- _Given exercise_
Turn all lines of the records into a Markdown table with the columns Row and Line, numbering each row and skipping blank lines. Leave the pictures out of the answer.

- _Records for the exercise_
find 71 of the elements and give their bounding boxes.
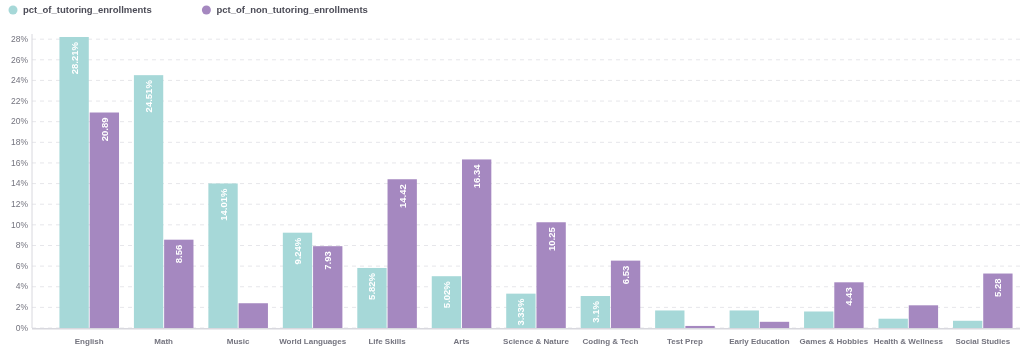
bar [208,183,238,328]
x-tick-label: Arts [453,337,471,346]
data-label: 24.51% [143,79,155,113]
bar [655,310,685,328]
bar [729,310,759,328]
y-tick-label: 24% [10,75,29,86]
bar [59,36,89,328]
y-tick-label: 6% [15,260,29,271]
x-tick-label: Games & Hobbies [799,337,869,346]
bar [313,246,343,328]
y-tick-label: 14% [10,178,29,189]
x-tick-label: Science & Nature [503,337,570,346]
data-label: 16.34 [471,163,483,189]
data-label: 14.01% [217,187,229,221]
bar [461,159,492,328]
y-tick-label: 18% [10,137,29,148]
bar [536,222,566,328]
bar [431,276,462,328]
y-tick-label: 8% [15,240,29,251]
y-tick-label: 16% [10,157,29,168]
x-tick-label: Health & Wellness [873,337,944,346]
x-tick-label: Music [226,337,251,346]
bar [983,273,1013,328]
x-tick-label: Social Studies [955,337,1011,346]
x-tick-label: Life Skills [368,337,407,346]
data-label: 6.53 [620,265,632,285]
bar [878,318,908,328]
bar [238,303,268,328]
data-label: 28.21% [68,41,80,75]
x-tick-label: English [74,337,104,346]
data-label: 3.33% [515,298,527,326]
bar [282,232,313,328]
x-tick-label: World Languages [279,337,347,346]
bar [834,282,864,328]
bar [133,75,164,328]
data-label: 4.43 [843,287,855,306]
bar [610,260,641,328]
y-tick-label: 2% [15,302,29,313]
y-tick-label: 26% [10,54,29,65]
y-tick-label: 28% [10,33,29,44]
legend-label: pct_of_non_tutoring_enrollments [216,4,368,16]
data-label: 8.56 [173,244,185,264]
data-label: 9.24% [292,237,303,265]
data-label: 3.1% [589,300,601,323]
y-tick-label: 22% [10,95,29,106]
bar [685,325,715,328]
data-label: 5.02% [440,280,452,309]
legend-label: pct_of_tutoring_enrollments [23,4,152,16]
data-label: 14.42 [396,184,408,209]
data-label: 10.25 [545,226,557,252]
bar [908,305,939,328]
x-tick-label: Test Prep [666,337,703,346]
bar [357,267,387,328]
x-tick-label: Math [154,337,174,346]
bar [89,112,120,328]
bar [164,239,194,328]
bar [759,321,790,328]
data-label: 20.89 [98,117,110,142]
data-label: 5.82% [366,272,378,300]
x-tick-label: Coding & Tech [582,337,639,346]
bar [952,320,983,328]
data-label: 5.28 [992,278,1004,298]
y-tick-label: 12% [10,198,29,209]
bar [804,311,834,328]
x-tick-label: Early Education [729,337,790,346]
y-tick-label: 20% [10,116,29,127]
bar [387,179,417,328]
y-tick-label: 10% [10,219,29,230]
y-tick-label: 4% [15,281,29,292]
data-label: 7.93 [322,251,334,270]
y-tick-label: 0% [15,322,29,333]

- _The solution_
| Row | Line |
|---|---|
| 1 | find 71 of the elements and give their bounding boxes. |
| 2 | bar [208,183,238,328] |
| 3 | x-tick-label: Arts [453,337,471,346] |
| 4 | data-label: 24.51% [143,79,155,113] |
| 5 | bar [655,310,685,328] |
| 6 | bar [729,310,759,328] |
| 7 | y-tick-label: 24% [10,75,29,86] |
| 8 | bar [59,36,89,328] |
| 9 | y-tick-label: 6% [15,260,29,271] |
| 10 | x-tick-label: Games & Hobbies [799,337,869,346] |
| 11 | bar [313,246,343,328] |
| 12 | y-tick-label: 14% [10,178,29,189] |
| 13 | x-tick-label: Science & Nature [503,337,570,346] |
| 14 | data-label: 16.34 [471,163,483,189] |
| 15 | data-label: 14.01% [217,187,229,221] |
| 16 | bar [461,159,492,328] |
| 17 | y-tick-label: 18% [10,137,29,148] |
| 18 | bar [536,222,566,328] |
| 19 | bar [431,276,462,328] |
| 20 | y-tick-label: 8% [15,240,29,251] |
| 21 | y-tick-label: 16% [10,157,29,168] |
| 22 | x-tick-label: Health & Wellness [873,337,944,346] |
| 23 | x-tick-label: Music [226,337,251,346] |
| 24 | bar [983,273,1013,328] |
| 25 | x-tick-label: Social Studies [955,337,1011,346] |
| 26 | x-tick-label: Life Skills [368,337,407,346] |
| 27 | data-label: 6.53 [620,265,632,285] |
| 28 | bar [878,318,908,328] |
| 29 | bar [238,303,268,328] |
| 30 | data-label: 28.21% [68,41,80,75] |
| 31 | x-tick-label: English [74,337,104,346] |
| 32 | data-label: 3.33% [515,298,527,326] |
| 33 | bar [282,232,313,328] |
| 34 | x-tick-label: World Languages [279,337,347,346] |
| 35 | bar [834,282,864,328] |
| 36 | bar [133,75,164,328] |
| 37 | data-label: 4.43 [843,287,855,306] |
| 38 | bar [610,260,641,328] |
| 39 | y-tick-label: 2% [15,302,29,313] |
| 40 | y-tick-label: 26% [10,54,29,65] |
| 41 | y-tick-label: 28% [10,33,29,44] |
| 42 | legend-label: pct_of_non_tutoring_enrollments [216,4,368,16] |
| 43 | data-label: 8.56 [173,244,185,264] |
| 44 | data-label: 9.24% [292,237,303,265] |
| 45 | data-label: 3.1% [589,300,601,323] |
| 46 | y-tick-label: 22% [10,95,29,106] |
| 47 | bar [685,325,715,328] |
| 48 | data-label: 5.02% [440,280,452,309] |
| 49 | legend-label: pct_of_tutoring_enrollments [23,4,152,16] |
| 50 | data-label: 14.42 [396,184,408,209] |
| 51 | data-label: 10.25 [545,226,557,252] |
| 52 | bar [908,305,939,328] |
| 53 | x-tick-label: Test Prep [666,337,703,346] |
| 54 | bar [357,267,387,328] |
| 55 | x-tick-label: Math [154,337,174,346] |
| 56 | bar [89,112,120,328] |
| 57 | bar [164,239,194,328] |
| 58 | bar [759,321,790,328] |
| 59 | data-label: 20.89 [98,117,110,142] |
| 60 | data-label: 5.82% [366,272,378,300] |
| 61 | x-tick-label: Coding & Tech [582,337,639,346] |
| 62 | bar [952,320,983,328] |
| 63 | data-label: 5.28 [992,278,1004,298] |
| 64 | y-tick-label: 12% [10,198,29,209] |
| 65 | bar [804,311,834,328] |
| 66 | x-tick-label: Early Education [729,337,790,346] |
| 67 | y-tick-label: 20% [10,116,29,127] |
| 68 | bar [387,179,417,328] |
| 69 | y-tick-label: 10% [10,219,29,230] |
| 70 | y-tick-label: 4% [15,281,29,292] |
| 71 | data-label: 7.93 [322,251,334,270] |
| 72 | y-tick-label: 0% [15,322,29,333] |